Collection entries
---

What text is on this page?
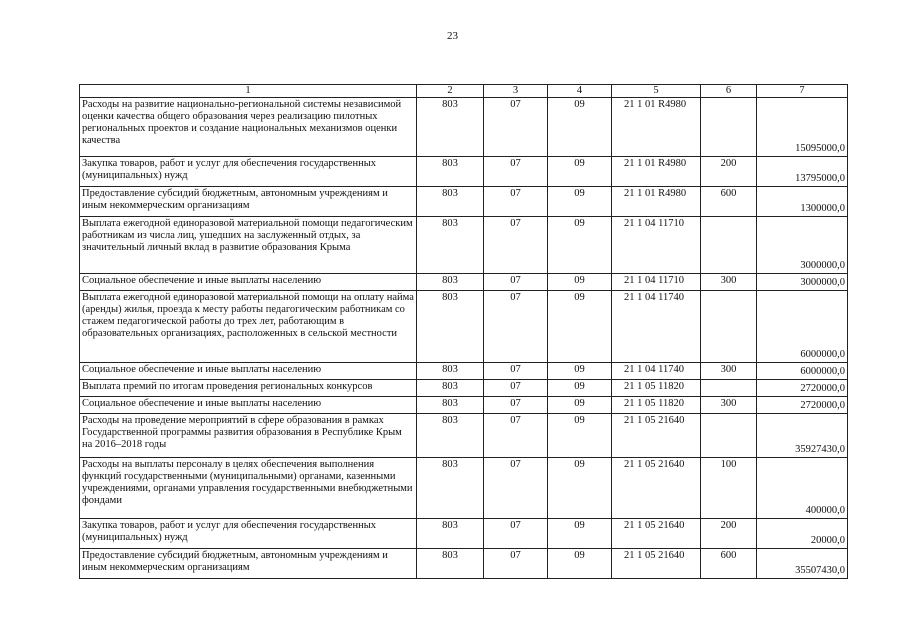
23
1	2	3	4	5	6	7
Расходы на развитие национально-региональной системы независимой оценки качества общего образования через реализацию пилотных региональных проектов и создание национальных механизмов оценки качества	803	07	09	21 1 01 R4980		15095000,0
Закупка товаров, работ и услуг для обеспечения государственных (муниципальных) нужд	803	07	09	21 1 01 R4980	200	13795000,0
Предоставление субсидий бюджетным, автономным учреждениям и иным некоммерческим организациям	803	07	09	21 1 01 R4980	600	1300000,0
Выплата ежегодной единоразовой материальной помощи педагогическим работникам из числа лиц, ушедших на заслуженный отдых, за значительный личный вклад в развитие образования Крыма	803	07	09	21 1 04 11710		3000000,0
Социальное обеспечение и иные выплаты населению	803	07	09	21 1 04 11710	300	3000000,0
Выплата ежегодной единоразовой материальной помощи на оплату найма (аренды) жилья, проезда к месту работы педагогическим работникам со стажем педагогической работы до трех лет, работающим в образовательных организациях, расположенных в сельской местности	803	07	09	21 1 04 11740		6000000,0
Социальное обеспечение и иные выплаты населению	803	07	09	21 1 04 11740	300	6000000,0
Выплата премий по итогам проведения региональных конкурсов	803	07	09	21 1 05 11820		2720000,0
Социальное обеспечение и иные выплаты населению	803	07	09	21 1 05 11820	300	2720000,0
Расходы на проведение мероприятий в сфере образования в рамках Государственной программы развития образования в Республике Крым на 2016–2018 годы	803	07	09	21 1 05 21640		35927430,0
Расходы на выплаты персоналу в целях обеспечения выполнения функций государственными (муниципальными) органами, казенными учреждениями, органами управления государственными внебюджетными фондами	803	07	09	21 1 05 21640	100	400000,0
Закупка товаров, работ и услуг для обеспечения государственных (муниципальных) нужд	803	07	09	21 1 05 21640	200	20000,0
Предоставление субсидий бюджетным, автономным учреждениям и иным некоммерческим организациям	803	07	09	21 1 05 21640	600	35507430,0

---

*Problem to solve:* Your answer should be a single number: how many lines of the material contain the word "товаров".

*In response:* 2